## What to work on
Pull out the rows starting with the one that contains "nav-message-center[interactable]: 消息中心 —" and continuing through the one that contains "stat-account-balance[interactable]: 0.00 账户余额", including both, and reproduce them word for word.

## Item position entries
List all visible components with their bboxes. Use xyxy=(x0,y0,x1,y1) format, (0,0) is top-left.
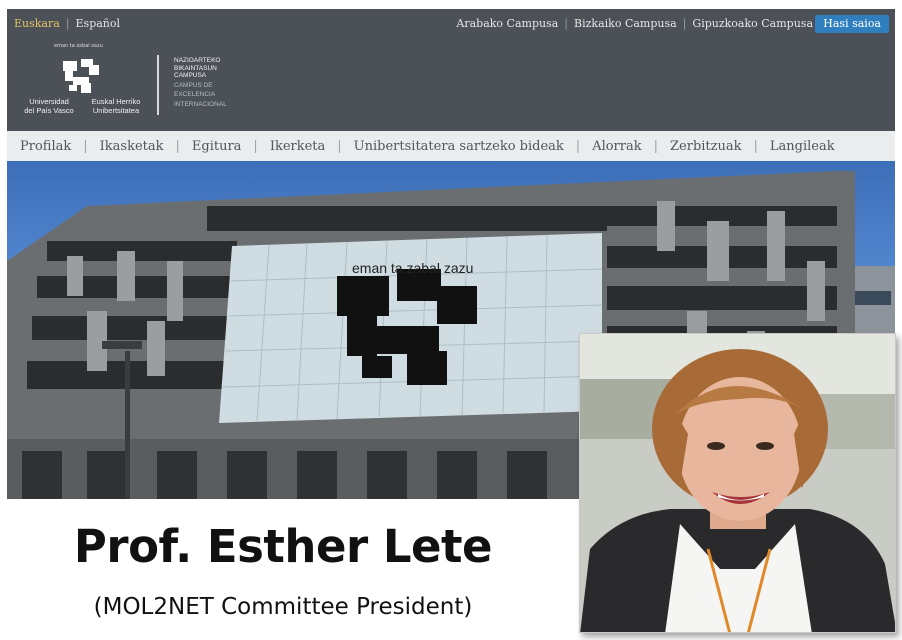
page-title: Prof. Esther Lete xyxy=(73,520,493,573)
main-nav: Profilak | Ikasketak | Egitura | Ikerket… xyxy=(7,131,895,161)
campus-link-bizkaia[interactable]: Bizkaiko Campusa xyxy=(574,17,677,30)
campus-link-araba[interactable]: Arabako Campusa xyxy=(456,17,558,30)
nav-item-zerbitzuak[interactable]: Zerbitzuak xyxy=(670,139,742,154)
lang-euskara-link[interactable]: Euskara xyxy=(14,17,60,30)
university-eu-line2: Unibertsitatea xyxy=(92,106,140,115)
separator: | xyxy=(753,138,758,154)
separator: | xyxy=(564,17,569,30)
university-logo-icon[interactable] xyxy=(59,53,103,97)
nav-item-profilak[interactable]: Profilak xyxy=(20,139,71,154)
nav-item-sartzeko-bideak[interactable]: Unibertsitatera sartzeko bideak xyxy=(354,139,564,154)
nav-item-ikasketak[interactable]: Ikasketak xyxy=(100,139,164,154)
separator: | xyxy=(65,17,70,30)
language-switcher: Euskara | Español xyxy=(14,17,120,30)
university-name-es: Universidad del País Vasco xyxy=(15,97,83,115)
separator: | xyxy=(575,138,581,154)
separator: | xyxy=(253,138,258,154)
site-header: eman ta zabal zazu Universidad del País … xyxy=(7,39,895,131)
page-subtitle: (MOL2NET Committee President) xyxy=(93,594,473,620)
nav-item-egitura[interactable]: Egitura xyxy=(192,139,242,154)
facade-motto-text: eman ta zabal zazu xyxy=(352,260,474,276)
nav-item-ikerketa[interactable]: Ikerketa xyxy=(270,139,325,154)
nav-item-alorrak[interactable]: Alorrak xyxy=(592,139,641,154)
university-eu-line1: Euskal Herriko xyxy=(91,97,141,106)
campus-eu-line2: BIKAINTASUN xyxy=(174,64,217,72)
lang-espanol-link[interactable]: Español xyxy=(76,17,121,30)
university-es-line2: del País Vasco xyxy=(24,106,74,115)
campus-eu-line3: CAMPUSA xyxy=(174,72,207,79)
campus-es-line2: EXCELENCIA xyxy=(174,91,216,98)
university-es-line1: Universidad xyxy=(29,97,69,106)
nav-item-langileak[interactable]: Langileak xyxy=(770,139,835,154)
portrait-photo xyxy=(579,333,896,633)
separator: | xyxy=(175,138,180,154)
excellence-campus-label: NAZIOARTEKO BIKAINTASUN CAMPUSA CAMPUS D… xyxy=(174,57,227,108)
logo-divider xyxy=(157,55,159,115)
login-button[interactable]: Hasi saioa xyxy=(815,15,889,33)
separator: | xyxy=(682,17,687,30)
campus-link-gipuzkoa[interactable]: Gipuzkoako Campusa xyxy=(692,17,813,30)
separator: | xyxy=(337,138,342,154)
logo-motto: eman ta zabal zazu xyxy=(54,43,103,49)
campus-es-line1: CAMPUS DE xyxy=(174,81,213,89)
separator: | xyxy=(653,138,659,154)
person-photo xyxy=(580,334,895,632)
campus-eu-line1: NAZIOARTEKO xyxy=(174,57,221,64)
campus-es-line3: INTERNACIONAL xyxy=(174,100,227,108)
separator: | xyxy=(83,138,88,154)
campus-links: Arabako Campusa | Bizkaiko Campusa | Gip… xyxy=(456,17,813,30)
top-utility-bar: Euskara | Español Arabako Campusa | Bizk… xyxy=(7,9,895,39)
university-name-eu: Euskal Herriko Unibertsitatea xyxy=(85,97,147,115)
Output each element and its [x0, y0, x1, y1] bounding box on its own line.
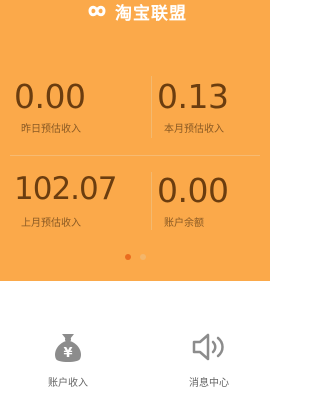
nav-message-center[interactable]: 消息中心 — [164, 327, 254, 392]
taobao-union-logo-icon — [88, 5, 106, 17]
stat-value: 102.07 — [14, 171, 117, 207]
stat-last-month-estimate[interactable]: 102.07 上月预估收入 — [0, 153, 135, 238]
stat-label: 本月预估收入 — [164, 124, 224, 135]
page-dot-1[interactable] — [124, 254, 131, 260]
divider-horizontal — [10, 155, 260, 156]
stat-account-balance[interactable]: 0.00 账户余额 — [135, 153, 270, 238]
money-bag-icon: ¥ — [55, 334, 81, 362]
stat-label: 昨日预估收入 — [21, 124, 81, 135]
speaker-icon — [192, 333, 224, 361]
stat-label: 上月预估收入 — [21, 218, 81, 229]
earnings-panel: 淘宝联盟 0.00 昨日预估收入 0.13 本月预估收入 102.07 上月预估… — [0, 0, 270, 281]
stat-label: 账户余额 — [164, 218, 204, 229]
stat-value: 0.00 — [157, 171, 229, 210]
divider-vertical-bottom — [151, 172, 152, 230]
app-title: 淘宝联盟 — [115, 3, 187, 24]
bottom-nav: ¥ 账户收入 消息中心 — [0, 281, 270, 400]
stat-value: 0.13 — [157, 77, 229, 116]
page-dot-2[interactable] — [139, 254, 146, 260]
nav-account-income[interactable]: ¥ 账户收入 — [23, 327, 113, 392]
app-logo: 淘宝联盟 — [0, 0, 270, 24]
nav-label: 消息中心 — [189, 378, 229, 389]
stats-grid: 0.00 昨日预估收入 0.13 本月预估收入 102.07 上月预估收入 0.… — [0, 59, 270, 229]
stat-month-estimate[interactable]: 0.13 本月预估收入 — [135, 59, 270, 144]
page-indicator — [0, 254, 270, 260]
divider-vertical-top — [151, 76, 152, 138]
svg-text:¥: ¥ — [63, 346, 72, 361]
stat-value: 0.00 — [14, 77, 86, 116]
nav-label: 账户收入 — [48, 378, 88, 389]
stat-yesterday-estimate[interactable]: 0.00 昨日预估收入 — [0, 59, 135, 144]
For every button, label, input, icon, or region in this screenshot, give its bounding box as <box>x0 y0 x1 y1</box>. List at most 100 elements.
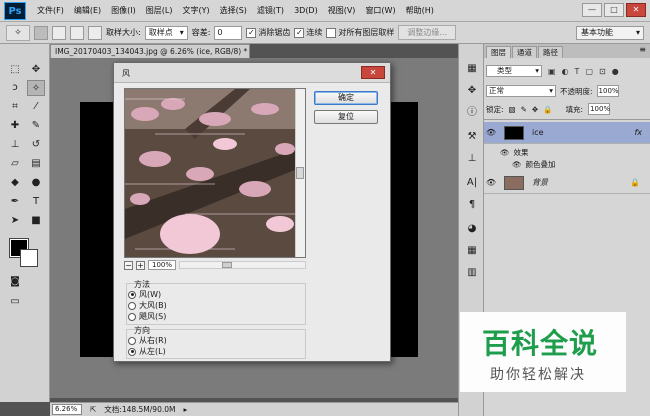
info-panel-icon[interactable]: ⓘ <box>464 106 480 120</box>
fill-field[interactable]: 100% <box>588 103 610 115</box>
visibility-eye-icon[interactable]: 👁 <box>484 178 498 187</box>
menu-layer[interactable]: 图层(L) <box>141 5 178 16</box>
paragraph-panel-icon[interactable]: ¶ <box>464 198 480 212</box>
ok-button[interactable]: 确定 <box>314 91 378 105</box>
menu-file[interactable]: 文件(F) <box>32 5 69 16</box>
method-wind-radio[interactable] <box>128 290 136 299</box>
magic-wand-tool-icon[interactable]: ✧ <box>27 80 45 96</box>
shape-filter-icon[interactable]: ▢ <box>585 67 593 76</box>
preview-zoom-field[interactable]: 100% <box>148 260 176 270</box>
direction-left-option[interactable]: 从左(L) <box>128 346 166 357</box>
direction-right-radio[interactable] <box>128 336 136 345</box>
reset-button[interactable]: 复位 <box>314 110 378 124</box>
restore-button[interactable]: □ <box>604 3 624 17</box>
dodge-tool-icon[interactable]: ● <box>27 175 45 191</box>
history-panel-icon[interactable]: ▦ <box>464 62 480 76</box>
panel-menu-icon[interactable]: ≡ <box>639 45 646 54</box>
layer-row-ice[interactable]: 👁 ice fx <box>484 122 650 144</box>
subtract-selection-icon[interactable] <box>70 25 84 40</box>
menu-edit[interactable]: 编辑(E) <box>69 5 106 16</box>
method-stagger-radio[interactable] <box>128 312 136 321</box>
color-overlay-eye-icon[interactable]: 👁 <box>512 160 522 169</box>
menu-type[interactable]: 文字(Y) <box>177 5 214 16</box>
move-tool-icon[interactable]: ✥ <box>27 62 45 78</box>
color-overlay-row[interactable]: 👁 颜色叠加 <box>512 158 650 170</box>
marquee-tool-icon[interactable]: ⬚ <box>6 62 24 78</box>
antialias-checkbox[interactable]: ✓ <box>246 27 257 38</box>
preview-hscroll-thumb[interactable] <box>222 262 232 268</box>
zoom-level-field[interactable]: 6.26% <box>52 404 82 415</box>
opacity-field[interactable]: 100% <box>596 85 619 97</box>
menu-image[interactable]: 图像(I) <box>106 5 141 16</box>
sample-size-select[interactable]: 取样点 <box>144 25 188 40</box>
blend-mode-select[interactable]: 正常 <box>486 85 556 97</box>
contiguous-option[interactable]: ✓ 连续 <box>294 27 322 38</box>
lock-all-icon[interactable]: 🔒 <box>543 105 552 114</box>
method-blast-option[interactable]: 大风(B) <box>128 300 167 311</box>
preview-horizontal-scrollbar[interactable] <box>179 261 306 269</box>
filter-toggle-icon[interactable]: ● <box>612 67 619 76</box>
intersect-selection-icon[interactable] <box>88 25 102 40</box>
lock-position-icon[interactable]: ✥ <box>532 105 538 114</box>
pen-tool-icon[interactable]: ✒ <box>6 194 24 210</box>
tab-layers[interactable]: 图层 <box>486 46 511 58</box>
visibility-eye-icon[interactable]: 👁 <box>484 128 498 137</box>
background-color-swatch[interactable] <box>20 249 38 267</box>
path-select-icon[interactable]: ➤ <box>6 213 24 229</box>
direction-left-radio[interactable] <box>128 347 136 356</box>
method-stagger-option[interactable]: 飓风(S) <box>128 311 166 322</box>
preview-vertical-scrollbar[interactable] <box>295 89 305 257</box>
menu-help[interactable]: 帮助(H) <box>401 5 439 16</box>
history-brush-icon[interactable]: ↺ <box>27 137 45 153</box>
properties-panel-icon[interactable]: ✥ <box>464 84 480 98</box>
direction-right-option[interactable]: 从右(R) <box>128 335 167 346</box>
menu-select[interactable]: 选择(S) <box>215 5 252 16</box>
type-filter-icon[interactable]: T <box>575 67 580 76</box>
minimize-button[interactable]: — <box>582 3 602 17</box>
new-selection-icon[interactable] <box>34 25 48 40</box>
type-tool-icon[interactable]: T <box>27 194 45 210</box>
clone-source-icon[interactable]: ⊥ <box>464 152 480 166</box>
document-tab[interactable]: IMG_20170403_134043.jpg @ 6.26% (ice, RG… <box>50 44 250 58</box>
quick-mask-icon[interactable]: ◙ <box>6 274 24 290</box>
menu-view[interactable]: 视图(V) <box>323 5 361 16</box>
healing-tool-icon[interactable]: ✚ <box>6 118 24 134</box>
fx-icon[interactable]: fx <box>634 128 642 137</box>
character-panel-icon[interactable]: A| <box>464 176 480 190</box>
sample-all-option[interactable]: 对所有图层取样 <box>326 27 394 38</box>
shape-tool-icon[interactable]: ■ <box>27 213 45 229</box>
sample-all-checkbox[interactable] <box>326 27 337 38</box>
adjustments-panel-icon[interactable]: ▥ <box>464 266 480 280</box>
dialog-close-icon[interactable]: ✕ <box>361 66 385 79</box>
preview-scroll-thumb[interactable] <box>296 167 304 179</box>
menu-window[interactable]: 窗口(W) <box>360 5 400 16</box>
layer-row-background[interactable]: 👁 背景 🔒 <box>484 172 650 194</box>
eraser-tool-icon[interactable]: ▱ <box>6 156 24 172</box>
effects-eye-icon[interactable]: 👁 <box>500 148 510 157</box>
tab-paths[interactable]: 路径 <box>538 46 563 58</box>
lock-image-icon[interactable]: ✎ <box>521 105 527 114</box>
workspace-select[interactable]: 基本功能 <box>576 26 644 40</box>
menu-filter[interactable]: 滤镜(T) <box>252 5 289 16</box>
status-arrow-icon[interactable]: ▸ <box>183 405 187 414</box>
layer-filter-select[interactable]: 类型 <box>486 65 542 77</box>
adjustment-filter-icon[interactable]: ◐ <box>562 67 569 76</box>
swatches-panel-icon[interactable]: ▦ <box>464 244 480 258</box>
brush-panel-icon[interactable]: ⚒ <box>464 130 480 144</box>
screen-mode-icon[interactable]: ▭ <box>6 294 24 310</box>
tab-channels[interactable]: 通道 <box>512 46 537 58</box>
crop-tool-icon[interactable]: ⌗ <box>6 99 24 115</box>
gradient-tool-icon[interactable]: ▤ <box>27 156 45 172</box>
refine-edge-button[interactable]: 调整边缘... <box>398 25 457 40</box>
blur-tool-icon[interactable]: ◆ <box>6 175 24 191</box>
contiguous-checkbox[interactable]: ✓ <box>294 27 305 38</box>
lock-transparency-icon[interactable]: ▧ <box>509 105 516 114</box>
filter-preview[interactable] <box>124 88 306 258</box>
export-icon[interactable]: ⇱ <box>90 405 96 414</box>
pixel-filter-icon[interactable]: ▣ <box>548 67 556 76</box>
tolerance-input[interactable]: 0 <box>214 25 243 40</box>
add-selection-icon[interactable] <box>52 25 66 40</box>
lasso-tool-icon[interactable]: ↄ <box>6 80 24 96</box>
method-blast-radio[interactable] <box>128 301 136 310</box>
brush-tool-icon[interactable]: ✎ <box>27 118 45 134</box>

## Answer for this exercise
nav-message-center[interactable]: 消息中心 — [164, 327, 254, 392]
taobao-union-logo-icon — [88, 5, 106, 17]
stat-value: 102.07 — [14, 171, 117, 207]
stat-last-month-estimate[interactable]: 102.07 上月预估收入 — [0, 153, 135, 238]
stat-label: 本月预估收入 — [164, 124, 224, 135]
page-dot-1[interactable] — [124, 254, 131, 260]
divider-horizontal — [10, 155, 260, 156]
stat-account-balance[interactable]: 0.00 账户余额 — [135, 153, 270, 238]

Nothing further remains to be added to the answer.